#### [Task directions]
Please quote the material exactly, every line of it.

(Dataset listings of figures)
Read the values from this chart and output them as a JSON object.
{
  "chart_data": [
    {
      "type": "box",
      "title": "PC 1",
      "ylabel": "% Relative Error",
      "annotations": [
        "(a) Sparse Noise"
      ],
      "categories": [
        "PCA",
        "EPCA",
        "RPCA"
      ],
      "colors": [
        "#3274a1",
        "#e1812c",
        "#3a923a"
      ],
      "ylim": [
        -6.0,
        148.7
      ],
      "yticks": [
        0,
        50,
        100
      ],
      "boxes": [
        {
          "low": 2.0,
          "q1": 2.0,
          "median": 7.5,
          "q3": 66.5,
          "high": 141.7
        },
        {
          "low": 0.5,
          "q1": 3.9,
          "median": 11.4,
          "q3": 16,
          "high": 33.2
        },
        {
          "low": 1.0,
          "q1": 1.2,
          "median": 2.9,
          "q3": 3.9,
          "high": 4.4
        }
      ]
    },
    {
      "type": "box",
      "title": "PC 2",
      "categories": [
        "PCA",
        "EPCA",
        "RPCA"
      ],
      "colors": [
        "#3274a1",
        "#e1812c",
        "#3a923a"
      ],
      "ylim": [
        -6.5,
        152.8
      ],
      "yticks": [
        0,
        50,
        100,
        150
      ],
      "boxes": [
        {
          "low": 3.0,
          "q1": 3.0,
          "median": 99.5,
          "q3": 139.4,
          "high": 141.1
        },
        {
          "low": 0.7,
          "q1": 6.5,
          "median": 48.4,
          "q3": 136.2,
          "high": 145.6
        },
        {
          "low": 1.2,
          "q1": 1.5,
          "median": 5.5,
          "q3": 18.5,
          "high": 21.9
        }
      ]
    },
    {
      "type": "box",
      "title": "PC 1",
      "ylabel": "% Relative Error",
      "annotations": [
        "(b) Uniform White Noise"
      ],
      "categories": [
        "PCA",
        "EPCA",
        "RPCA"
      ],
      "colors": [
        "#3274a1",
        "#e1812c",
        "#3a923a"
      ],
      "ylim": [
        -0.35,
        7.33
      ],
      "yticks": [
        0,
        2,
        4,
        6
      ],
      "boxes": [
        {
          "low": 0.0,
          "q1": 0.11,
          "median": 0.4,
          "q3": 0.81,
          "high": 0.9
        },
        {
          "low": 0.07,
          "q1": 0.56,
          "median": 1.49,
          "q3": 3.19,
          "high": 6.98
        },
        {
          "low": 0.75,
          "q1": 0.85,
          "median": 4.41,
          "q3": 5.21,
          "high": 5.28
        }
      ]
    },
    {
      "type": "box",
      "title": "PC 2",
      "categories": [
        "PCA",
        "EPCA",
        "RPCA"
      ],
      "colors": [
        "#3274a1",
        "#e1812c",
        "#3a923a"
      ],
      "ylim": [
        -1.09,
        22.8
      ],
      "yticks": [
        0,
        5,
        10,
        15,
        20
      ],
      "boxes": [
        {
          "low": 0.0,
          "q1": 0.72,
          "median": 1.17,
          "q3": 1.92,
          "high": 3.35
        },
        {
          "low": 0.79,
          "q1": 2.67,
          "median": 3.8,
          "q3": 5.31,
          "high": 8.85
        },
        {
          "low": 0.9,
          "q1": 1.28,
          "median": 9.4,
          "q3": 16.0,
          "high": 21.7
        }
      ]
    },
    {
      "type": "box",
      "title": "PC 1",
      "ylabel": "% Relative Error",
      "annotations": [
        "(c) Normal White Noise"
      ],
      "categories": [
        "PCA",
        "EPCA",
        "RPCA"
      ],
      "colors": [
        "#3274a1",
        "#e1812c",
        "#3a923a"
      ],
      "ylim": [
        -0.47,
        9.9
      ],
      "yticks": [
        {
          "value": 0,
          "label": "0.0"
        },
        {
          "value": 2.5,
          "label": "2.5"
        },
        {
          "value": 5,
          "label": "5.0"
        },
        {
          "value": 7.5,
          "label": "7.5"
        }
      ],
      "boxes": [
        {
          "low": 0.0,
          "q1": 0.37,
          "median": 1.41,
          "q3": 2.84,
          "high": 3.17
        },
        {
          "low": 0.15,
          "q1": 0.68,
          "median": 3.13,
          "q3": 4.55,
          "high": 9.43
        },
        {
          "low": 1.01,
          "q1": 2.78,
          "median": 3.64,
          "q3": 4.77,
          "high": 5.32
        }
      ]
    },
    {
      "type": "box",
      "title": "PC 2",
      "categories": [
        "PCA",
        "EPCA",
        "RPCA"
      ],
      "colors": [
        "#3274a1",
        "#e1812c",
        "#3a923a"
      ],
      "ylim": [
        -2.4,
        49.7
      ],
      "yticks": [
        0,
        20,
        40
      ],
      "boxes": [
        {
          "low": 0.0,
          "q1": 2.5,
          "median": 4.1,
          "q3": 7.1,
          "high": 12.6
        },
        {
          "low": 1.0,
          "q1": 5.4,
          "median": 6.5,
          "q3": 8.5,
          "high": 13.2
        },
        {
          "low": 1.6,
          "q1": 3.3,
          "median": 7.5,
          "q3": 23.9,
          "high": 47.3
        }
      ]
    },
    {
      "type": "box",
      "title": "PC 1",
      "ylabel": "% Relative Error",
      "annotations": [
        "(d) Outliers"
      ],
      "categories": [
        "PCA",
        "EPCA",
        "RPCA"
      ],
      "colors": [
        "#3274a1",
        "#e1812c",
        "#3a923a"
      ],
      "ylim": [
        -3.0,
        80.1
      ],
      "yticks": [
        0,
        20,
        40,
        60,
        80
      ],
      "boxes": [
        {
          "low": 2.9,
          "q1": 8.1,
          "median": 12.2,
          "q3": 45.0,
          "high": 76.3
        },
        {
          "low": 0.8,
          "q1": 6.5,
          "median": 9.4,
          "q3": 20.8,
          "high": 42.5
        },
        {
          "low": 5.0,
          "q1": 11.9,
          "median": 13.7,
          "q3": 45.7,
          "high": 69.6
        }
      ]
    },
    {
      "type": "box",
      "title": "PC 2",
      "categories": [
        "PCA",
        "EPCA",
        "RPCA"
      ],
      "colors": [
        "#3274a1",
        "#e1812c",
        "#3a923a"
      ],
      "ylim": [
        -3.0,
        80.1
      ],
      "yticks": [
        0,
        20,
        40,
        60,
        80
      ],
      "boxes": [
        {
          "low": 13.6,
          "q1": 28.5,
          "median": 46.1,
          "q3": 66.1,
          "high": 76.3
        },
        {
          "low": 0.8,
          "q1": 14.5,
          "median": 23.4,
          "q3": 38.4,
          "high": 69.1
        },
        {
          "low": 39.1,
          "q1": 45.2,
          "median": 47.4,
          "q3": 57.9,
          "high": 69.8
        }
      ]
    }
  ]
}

#### [Output of the task]
Read the values from this chart and output them as a JSON object.
{
  "chart_data": [
    {
      "type": "box",
      "title": "PC 1",
      "ylabel": "% Relative Error",
      "annotations": [
        "(a) Sparse Noise"
      ],
      "categories": [
        "PCA",
        "EPCA",
        "RPCA"
      ],
      "colors": [
        "#3274a1",
        "#e1812c",
        "#3a923a"
      ],
      "ylim": [
        -6.0,
        148.7
      ],
      "yticks": [
        0,
        50,
        100
      ],
      "boxes": [
        {
          "low": 2.0,
          "q1": 2.0,
          "median": 7.5,
          "q3": 66.5,
          "high": 141.7
        },
        {
          "low": 0.5,
          "q1": 3.9,
          "median": 11.4,
          "q3": 16,
          "high": 33.2
        },
        {
          "low": 1.0,
          "q1": 1.2,
          "median": 2.9,
          "q3": 3.9,
          "high": 4.4
        }
      ]
    },
    {
      "type": "box",
      "title": "PC 2",
      "categories": [
        "PCA",
        "EPCA",
        "RPCA"
      ],
      "colors": [
        "#3274a1",
        "#e1812c",
        "#3a923a"
      ],
      "ylim": [
        -6.5,
        152.8
      ],
      "yticks": [
        0,
        50,
        100,
        150
      ],
      "boxes": [
        {
          "low": 3.0,
          "q1": 3.0,
          "median": 99.5,
          "q3": 139.4,
          "high": 141.1
        },
        {
          "low": 0.7,
          "q1": 6.5,
          "median": 48.4,
          "q3": 136.2,
          "high": 145.6
        },
        {
          "low": 1.2,
          "q1": 1.5,
          "median": 5.5,
          "q3": 18.5,
          "high": 21.9
        }
      ]
    },
    {
      "type": "box",
      "title": "PC 1",
      "ylabel": "% Relative Error",
      "annotations": [
        "(b) Uniform White Noise"
      ],
      "categories": [
        "PCA",
        "EPCA",
        "RPCA"
      ],
      "colors": [
        "#3274a1",
        "#e1812c",
        "#3a923a"
      ],
      "ylim": [
        -0.35,
        7.33
      ],
      "yticks": [
        0,
        2,
        4,
        6
      ],
      "boxes": [
        {
          "low": 0.0,
          "q1": 0.11,
          "median": 0.4,
          "q3": 0.81,
          "high": 0.9
        },
        {
          "low": 0.07,
          "q1": 0.56,
          "median": 1.49,
          "q3": 3.19,
          "high": 6.98
        },
        {
          "low": 0.75,
          "q1": 0.85,
          "median": 4.41,
          "q3": 5.21,
          "high": 5.28
        }
      ]
    },
    {
      "type": "box",
      "title": "PC 2",
      "categories": [
        "PCA",
        "EPCA",
        "RPCA"
      ],
      "colors": [
        "#3274a1",
        "#e1812c",
        "#3a923a"
      ],
      "ylim": [
        -1.09,
        22.8
      ],
      "yticks": [
        0,
        5,
        10,
        15,
        20
      ],
      "boxes": [
        {
          "low": 0.0,
          "q1": 0.72,
          "median": 1.17,
          "q3": 1.92,
          "high": 3.35
        },
        {
          "low": 0.79,
          "q1": 2.67,
          "median": 3.8,
          "q3": 5.31,
          "high": 8.85
        },
        {
          "low": 0.9,
          "q1": 1.28,
          "median": 9.4,
          "q3": 16.0,
          "high": 21.7
        }
      ]
    },
    {
      "type": "box",
      "title": "PC 1",
      "ylabel": "% Relative Error",
      "annotations": [
        "(c) Normal White Noise"
      ],
      "categories": [
        "PCA",
        "EPCA",
        "RPCA"
      ],
      "colors": [
        "#3274a1",
        "#e1812c",
        "#3a923a"
      ],
      "ylim": [
        -0.47,
        9.9
      ],
      "yticks": [
        {
          "value": 0,
          "label": "0.0"
        },
        {
          "value": 2.5,
          "label": "2.5"
        },
        {
          "value": 5,
          "label": "5.0"
        },
        {
          "value": 7.5,
          "label": "7.5"
        }
      ],
      "boxes": [
        {
          "low": 0.0,
          "q1": 0.37,
          "median": 1.41,
          "q3": 2.84,
          "high": 3.17
        },
        {
          "low": 0.15,
          "q1": 0.68,
          "median": 3.13,
          "q3": 4.55,
          "high": 9.43
        },
        {
          "low": 1.01,
          "q1": 2.78,
          "median": 3.64,
          "q3": 4.77,
          "high": 5.32
        }
      ]
    },
    {
      "type": "box",
      "title": "PC 2",
      "categories": [
        "PCA",
        "EPCA",
        "RPCA"
      ],
      "colors": [
        "#3274a1",
        "#e1812c",
        "#3a923a"
      ],
      "ylim": [
        -2.4,
        49.7
      ],
      "yticks": [
        0,
        20,
        40
      ],
      "boxes": [
        {
          "low": 0.0,
          "q1": 2.5,
          "median": 4.1,
          "q3": 7.1,
          "high": 12.6
        },
        {
          "low": 1.0,
          "q1": 5.4,
          "median": 6.5,
          "q3": 8.5,
          "high": 13.2
        },
        {
          "low": 1.6,
          "q1": 3.3,
          "median": 7.5,
          "q3": 23.9,
          "high": 47.3
        }
      ]
    },
    {
      "type": "box",
      "title": "PC 1",
      "ylabel": "% Relative Error",
      "annotations": [
        "(d) Outliers"
      ],
      "categories": [
        "PCA",
        "EPCA",
        "RPCA"
      ],
      "colors": [
        "#3274a1",
        "#e1812c",
        "#3a923a"
      ],
      "ylim": [
        -3.0,
        80.1
      ],
      "yticks": [
        0,
        20,
        40,
        60,
        80
      ],
      "boxes": [
        {
          "low": 2.9,
          "q1": 8.1,
          "median": 12.2,
          "q3": 45.0,
          "high": 76.3
        },
        {
          "low": 0.8,
          "q1": 6.5,
          "median": 9.4,
          "q3": 20.8,
          "high": 42.5
        },
        {
          "low": 5.0,
          "q1": 11.9,
          "median": 13.7,
          "q3": 45.7,
          "high": 69.6
        }
      ]
    },
    {
      "type": "box",
      "title": "PC 2",
      "categories": [
        "PCA",
        "EPCA",
        "RPCA"
      ],
      "colors": [
        "#3274a1",
        "#e1812c",
        "#3a923a"
      ],
      "ylim": [
        -3.0,
        80.1
      ],
      "yticks": [
        0,
        20,
        40,
        60,
        80
      ],
      "boxes": [
        {
          "low": 13.6,
          "q1": 28.5,
          "median": 46.1,
          "q3": 66.1,
          "high": 76.3
        },
        {
          "low": 0.8,
          "q1": 14.5,
          "median": 23.4,
          "q3": 38.4,
          "high": 69.1
        },
        {
          "low": 39.1,
          "q1": 45.2,
          "median": 47.4,
          "q3": 57.9,
          "high": 69.8
        }
      ]
    }
  ]
}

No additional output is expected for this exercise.